→ **STATED EXERCISE**:
List each line in which the string "were" appears.

→ **GIVEN INFORMATION**:
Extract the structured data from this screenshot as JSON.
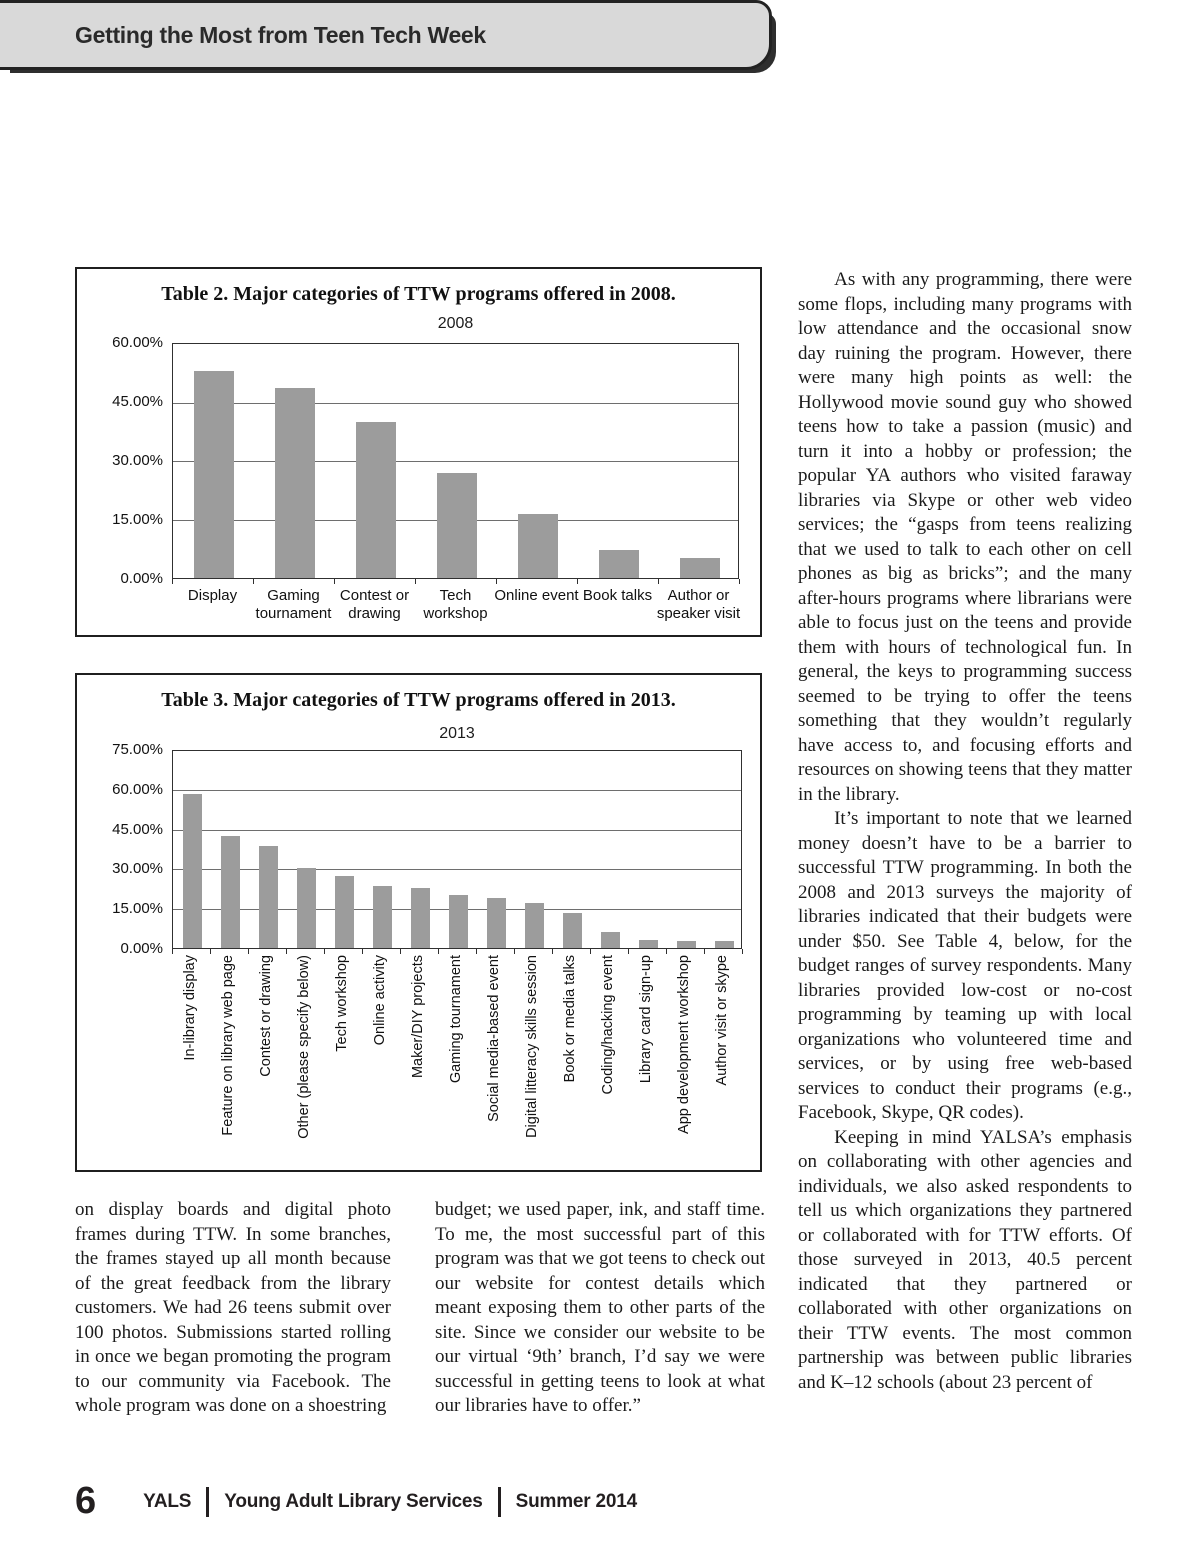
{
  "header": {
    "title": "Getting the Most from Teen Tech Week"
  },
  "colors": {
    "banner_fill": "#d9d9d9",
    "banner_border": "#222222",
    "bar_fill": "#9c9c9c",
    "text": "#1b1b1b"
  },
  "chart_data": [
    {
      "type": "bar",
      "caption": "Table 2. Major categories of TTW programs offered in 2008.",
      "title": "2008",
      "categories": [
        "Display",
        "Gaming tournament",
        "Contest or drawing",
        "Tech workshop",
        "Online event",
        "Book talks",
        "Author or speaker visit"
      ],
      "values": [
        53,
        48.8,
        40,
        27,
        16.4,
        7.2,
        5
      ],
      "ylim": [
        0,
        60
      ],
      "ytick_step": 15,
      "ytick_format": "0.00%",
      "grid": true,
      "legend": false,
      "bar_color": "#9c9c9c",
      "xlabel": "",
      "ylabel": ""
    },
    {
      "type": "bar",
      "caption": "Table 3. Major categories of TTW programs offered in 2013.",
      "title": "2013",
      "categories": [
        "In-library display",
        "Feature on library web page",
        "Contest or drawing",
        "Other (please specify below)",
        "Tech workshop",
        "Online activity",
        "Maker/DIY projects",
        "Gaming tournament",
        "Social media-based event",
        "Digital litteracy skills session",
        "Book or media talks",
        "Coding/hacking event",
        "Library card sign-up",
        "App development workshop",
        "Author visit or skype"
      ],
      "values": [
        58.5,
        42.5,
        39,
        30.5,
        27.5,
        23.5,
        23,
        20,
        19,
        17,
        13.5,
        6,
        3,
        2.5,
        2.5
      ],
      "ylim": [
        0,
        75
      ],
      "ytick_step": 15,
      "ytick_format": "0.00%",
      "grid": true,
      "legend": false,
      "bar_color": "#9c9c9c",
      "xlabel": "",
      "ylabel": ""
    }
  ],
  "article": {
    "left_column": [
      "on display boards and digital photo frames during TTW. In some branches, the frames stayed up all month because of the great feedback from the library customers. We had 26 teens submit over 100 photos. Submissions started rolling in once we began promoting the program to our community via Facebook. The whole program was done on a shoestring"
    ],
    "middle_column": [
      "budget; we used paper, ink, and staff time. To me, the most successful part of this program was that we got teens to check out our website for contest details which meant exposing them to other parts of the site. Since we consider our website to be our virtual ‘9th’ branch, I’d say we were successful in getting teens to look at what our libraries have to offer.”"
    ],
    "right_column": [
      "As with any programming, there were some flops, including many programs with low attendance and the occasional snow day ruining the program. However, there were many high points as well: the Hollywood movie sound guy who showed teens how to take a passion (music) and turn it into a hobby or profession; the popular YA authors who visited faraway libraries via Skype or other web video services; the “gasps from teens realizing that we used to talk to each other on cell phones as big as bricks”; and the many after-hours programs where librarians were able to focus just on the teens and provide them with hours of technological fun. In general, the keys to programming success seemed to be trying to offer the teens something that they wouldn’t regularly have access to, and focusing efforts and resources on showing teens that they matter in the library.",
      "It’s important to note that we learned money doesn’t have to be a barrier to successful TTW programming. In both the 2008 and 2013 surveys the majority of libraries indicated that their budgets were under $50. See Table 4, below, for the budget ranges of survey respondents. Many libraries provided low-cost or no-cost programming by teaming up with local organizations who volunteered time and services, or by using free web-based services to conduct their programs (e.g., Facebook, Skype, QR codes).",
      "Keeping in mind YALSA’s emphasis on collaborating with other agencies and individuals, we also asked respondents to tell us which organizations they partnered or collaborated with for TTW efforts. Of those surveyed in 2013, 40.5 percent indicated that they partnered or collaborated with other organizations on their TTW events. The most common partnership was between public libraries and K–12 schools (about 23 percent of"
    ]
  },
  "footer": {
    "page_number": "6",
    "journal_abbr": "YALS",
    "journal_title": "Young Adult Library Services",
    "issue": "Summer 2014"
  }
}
---
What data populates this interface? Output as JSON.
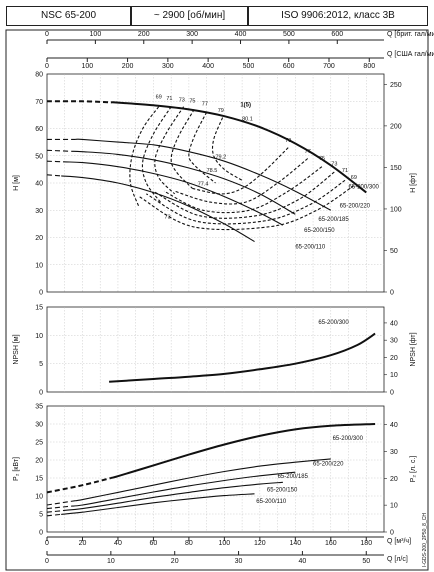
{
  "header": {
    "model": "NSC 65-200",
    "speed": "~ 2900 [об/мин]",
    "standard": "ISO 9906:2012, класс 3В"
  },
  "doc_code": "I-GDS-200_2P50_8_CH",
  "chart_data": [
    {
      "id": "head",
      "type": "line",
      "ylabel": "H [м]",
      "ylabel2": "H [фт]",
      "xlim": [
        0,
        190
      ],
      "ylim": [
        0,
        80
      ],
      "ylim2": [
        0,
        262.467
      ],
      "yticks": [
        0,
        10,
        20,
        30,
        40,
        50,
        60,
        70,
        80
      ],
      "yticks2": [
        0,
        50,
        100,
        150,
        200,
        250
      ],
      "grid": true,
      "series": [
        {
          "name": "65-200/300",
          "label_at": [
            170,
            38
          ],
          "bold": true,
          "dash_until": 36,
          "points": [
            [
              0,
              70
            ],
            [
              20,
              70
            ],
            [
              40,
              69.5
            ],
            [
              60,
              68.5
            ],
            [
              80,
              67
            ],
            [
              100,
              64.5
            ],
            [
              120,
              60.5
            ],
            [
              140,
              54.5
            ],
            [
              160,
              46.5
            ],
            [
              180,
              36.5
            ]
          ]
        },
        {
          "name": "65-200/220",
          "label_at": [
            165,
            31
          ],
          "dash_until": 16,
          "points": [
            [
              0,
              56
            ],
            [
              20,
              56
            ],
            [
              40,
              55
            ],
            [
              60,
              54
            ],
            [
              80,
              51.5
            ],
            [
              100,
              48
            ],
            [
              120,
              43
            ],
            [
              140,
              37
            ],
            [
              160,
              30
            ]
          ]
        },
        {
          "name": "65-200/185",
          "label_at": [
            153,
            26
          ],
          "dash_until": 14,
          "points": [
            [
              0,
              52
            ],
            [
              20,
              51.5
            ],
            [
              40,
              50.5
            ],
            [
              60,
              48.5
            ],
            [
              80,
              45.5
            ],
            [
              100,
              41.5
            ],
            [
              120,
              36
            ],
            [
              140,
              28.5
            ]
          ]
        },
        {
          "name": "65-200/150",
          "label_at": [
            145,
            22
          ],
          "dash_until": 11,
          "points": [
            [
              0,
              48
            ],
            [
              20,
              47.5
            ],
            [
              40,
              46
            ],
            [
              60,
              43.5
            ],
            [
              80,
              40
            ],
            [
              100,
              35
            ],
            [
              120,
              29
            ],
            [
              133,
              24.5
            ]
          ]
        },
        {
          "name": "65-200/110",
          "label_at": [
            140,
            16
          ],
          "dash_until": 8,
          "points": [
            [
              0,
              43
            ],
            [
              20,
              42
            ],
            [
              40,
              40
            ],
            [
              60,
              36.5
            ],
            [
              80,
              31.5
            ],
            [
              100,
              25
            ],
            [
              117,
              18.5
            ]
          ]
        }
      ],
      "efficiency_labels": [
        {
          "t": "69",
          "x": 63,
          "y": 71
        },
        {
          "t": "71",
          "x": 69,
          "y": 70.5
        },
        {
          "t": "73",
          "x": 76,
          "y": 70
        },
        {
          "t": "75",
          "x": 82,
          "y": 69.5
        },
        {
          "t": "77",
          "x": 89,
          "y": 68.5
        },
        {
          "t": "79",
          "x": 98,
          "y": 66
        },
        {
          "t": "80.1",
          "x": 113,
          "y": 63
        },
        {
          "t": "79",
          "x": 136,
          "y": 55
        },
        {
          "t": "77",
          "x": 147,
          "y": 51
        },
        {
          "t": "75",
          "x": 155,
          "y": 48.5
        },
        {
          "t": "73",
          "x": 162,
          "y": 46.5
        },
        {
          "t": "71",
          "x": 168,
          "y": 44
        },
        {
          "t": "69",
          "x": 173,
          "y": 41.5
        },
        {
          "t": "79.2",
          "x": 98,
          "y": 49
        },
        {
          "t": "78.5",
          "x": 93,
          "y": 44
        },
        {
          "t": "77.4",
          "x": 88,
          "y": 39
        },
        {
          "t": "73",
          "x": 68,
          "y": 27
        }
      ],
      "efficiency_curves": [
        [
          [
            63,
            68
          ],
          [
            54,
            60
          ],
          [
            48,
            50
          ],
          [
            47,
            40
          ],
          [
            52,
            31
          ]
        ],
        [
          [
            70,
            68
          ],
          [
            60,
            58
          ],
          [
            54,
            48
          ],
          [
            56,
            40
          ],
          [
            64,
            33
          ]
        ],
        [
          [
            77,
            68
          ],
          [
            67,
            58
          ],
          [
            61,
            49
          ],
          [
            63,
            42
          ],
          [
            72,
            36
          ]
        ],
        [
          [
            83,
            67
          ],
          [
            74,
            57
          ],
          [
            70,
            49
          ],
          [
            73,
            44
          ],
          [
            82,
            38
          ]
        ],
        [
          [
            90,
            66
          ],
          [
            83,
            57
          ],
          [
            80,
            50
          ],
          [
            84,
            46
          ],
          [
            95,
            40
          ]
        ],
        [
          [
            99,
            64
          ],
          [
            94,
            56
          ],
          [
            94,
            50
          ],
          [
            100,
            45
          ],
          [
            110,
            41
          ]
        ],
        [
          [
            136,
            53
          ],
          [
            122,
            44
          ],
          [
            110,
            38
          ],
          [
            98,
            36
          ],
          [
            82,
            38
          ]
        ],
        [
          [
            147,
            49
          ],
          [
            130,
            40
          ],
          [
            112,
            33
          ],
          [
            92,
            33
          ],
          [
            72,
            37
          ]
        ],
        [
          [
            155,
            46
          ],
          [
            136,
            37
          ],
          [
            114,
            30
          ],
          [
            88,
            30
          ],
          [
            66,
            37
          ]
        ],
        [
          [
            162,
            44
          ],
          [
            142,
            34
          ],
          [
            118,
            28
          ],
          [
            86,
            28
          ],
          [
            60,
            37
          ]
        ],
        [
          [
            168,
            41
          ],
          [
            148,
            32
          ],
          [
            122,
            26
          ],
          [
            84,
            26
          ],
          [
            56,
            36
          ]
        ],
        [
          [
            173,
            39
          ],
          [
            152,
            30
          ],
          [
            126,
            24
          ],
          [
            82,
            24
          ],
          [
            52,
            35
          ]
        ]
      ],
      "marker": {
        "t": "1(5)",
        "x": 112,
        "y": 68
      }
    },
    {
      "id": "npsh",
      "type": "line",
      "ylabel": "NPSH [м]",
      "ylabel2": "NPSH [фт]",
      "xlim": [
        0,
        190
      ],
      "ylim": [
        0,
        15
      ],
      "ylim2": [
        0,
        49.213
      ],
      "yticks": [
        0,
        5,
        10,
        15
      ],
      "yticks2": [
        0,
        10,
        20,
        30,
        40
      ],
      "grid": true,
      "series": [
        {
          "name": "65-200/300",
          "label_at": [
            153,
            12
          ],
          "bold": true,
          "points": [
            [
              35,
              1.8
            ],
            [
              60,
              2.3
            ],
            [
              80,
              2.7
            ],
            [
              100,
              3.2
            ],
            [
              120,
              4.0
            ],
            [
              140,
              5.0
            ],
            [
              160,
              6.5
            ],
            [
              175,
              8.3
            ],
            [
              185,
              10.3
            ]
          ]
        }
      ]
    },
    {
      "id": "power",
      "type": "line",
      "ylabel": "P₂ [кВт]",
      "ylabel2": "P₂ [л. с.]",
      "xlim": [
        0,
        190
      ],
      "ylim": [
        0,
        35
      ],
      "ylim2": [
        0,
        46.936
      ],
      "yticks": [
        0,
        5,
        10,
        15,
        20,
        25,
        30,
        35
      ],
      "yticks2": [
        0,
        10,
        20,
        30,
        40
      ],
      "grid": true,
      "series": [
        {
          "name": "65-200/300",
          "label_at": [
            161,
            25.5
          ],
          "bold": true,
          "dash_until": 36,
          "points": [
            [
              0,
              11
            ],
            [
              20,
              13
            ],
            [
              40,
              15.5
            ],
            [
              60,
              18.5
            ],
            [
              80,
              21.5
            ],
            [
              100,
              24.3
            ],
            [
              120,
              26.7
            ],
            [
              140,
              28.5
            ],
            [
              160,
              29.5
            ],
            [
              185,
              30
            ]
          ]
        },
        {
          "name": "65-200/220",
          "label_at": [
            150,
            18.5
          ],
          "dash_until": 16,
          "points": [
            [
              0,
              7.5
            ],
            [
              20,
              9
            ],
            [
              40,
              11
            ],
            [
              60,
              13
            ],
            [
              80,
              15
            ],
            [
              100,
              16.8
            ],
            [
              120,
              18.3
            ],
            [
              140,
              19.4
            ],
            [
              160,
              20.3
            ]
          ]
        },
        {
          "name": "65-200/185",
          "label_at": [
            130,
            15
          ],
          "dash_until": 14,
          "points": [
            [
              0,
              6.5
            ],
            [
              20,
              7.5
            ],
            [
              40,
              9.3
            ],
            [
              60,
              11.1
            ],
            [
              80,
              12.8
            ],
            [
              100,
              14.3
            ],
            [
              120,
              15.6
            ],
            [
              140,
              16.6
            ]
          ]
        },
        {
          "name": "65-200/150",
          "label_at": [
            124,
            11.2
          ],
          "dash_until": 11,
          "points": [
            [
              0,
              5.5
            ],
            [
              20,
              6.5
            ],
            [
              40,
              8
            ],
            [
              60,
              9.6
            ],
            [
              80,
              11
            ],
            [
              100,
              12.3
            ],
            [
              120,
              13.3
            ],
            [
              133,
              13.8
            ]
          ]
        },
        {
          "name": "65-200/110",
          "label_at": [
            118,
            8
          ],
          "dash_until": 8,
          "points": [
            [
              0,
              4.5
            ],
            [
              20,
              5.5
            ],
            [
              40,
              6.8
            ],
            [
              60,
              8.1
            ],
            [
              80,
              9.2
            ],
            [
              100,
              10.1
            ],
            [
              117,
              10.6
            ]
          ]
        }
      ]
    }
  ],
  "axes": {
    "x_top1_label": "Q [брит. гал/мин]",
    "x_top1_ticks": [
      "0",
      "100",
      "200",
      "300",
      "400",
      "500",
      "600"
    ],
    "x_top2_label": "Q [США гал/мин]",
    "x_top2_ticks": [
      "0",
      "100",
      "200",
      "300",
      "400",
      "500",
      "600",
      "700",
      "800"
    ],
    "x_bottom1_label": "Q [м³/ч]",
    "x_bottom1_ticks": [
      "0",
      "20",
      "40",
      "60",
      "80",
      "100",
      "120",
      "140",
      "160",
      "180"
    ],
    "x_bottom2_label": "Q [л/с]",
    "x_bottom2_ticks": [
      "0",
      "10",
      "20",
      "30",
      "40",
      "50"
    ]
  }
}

→ **PROBLEM SOLUTION**:
      "budget; we used paper, ink, and staff time. To me, the most successful part of this program was that we got teens to check out our website for contest details which meant exposing them to other parts of the site. Since we consider our website to be our virtual ‘9th’ branch, I’d say we were successful in getting teens to look at what our libraries have to offer.”"
      "As with any programming, there were some flops, including many programs with low attendance and the occasional snow day ruining the program. However, there were many high points as well: the Hollywood movie sound guy who showed teens how to take a passion (music) and turn it into a hobby or profession; the popular YA authors who visited faraway libraries via Skype or other web video services; the “gasps from teens realizing that we used to talk to each other on cell phones as big as bricks”; and the many after-hours programs where librarians were able to focus just on the teens and provide them with hours of technological fun. In general, the keys to programming success seemed to be trying to offer the teens something that they wouldn’t regularly have access to, and focusing efforts and resources on showing teens that they matter in the library.",
      "It’s important to note that we learned money doesn’t have to be a barrier to successful TTW programming. In both the 2008 and 2013 surveys the majority of libraries indicated that their budgets were under $50. See Table 4, below, for the budget ranges of survey respondents. Many libraries provided low-cost or no-cost programming by teaming up with local organizations who volunteered time and services, or by using free web-based services to conduct their programs (e.g., Facebook, Skype, QR codes).",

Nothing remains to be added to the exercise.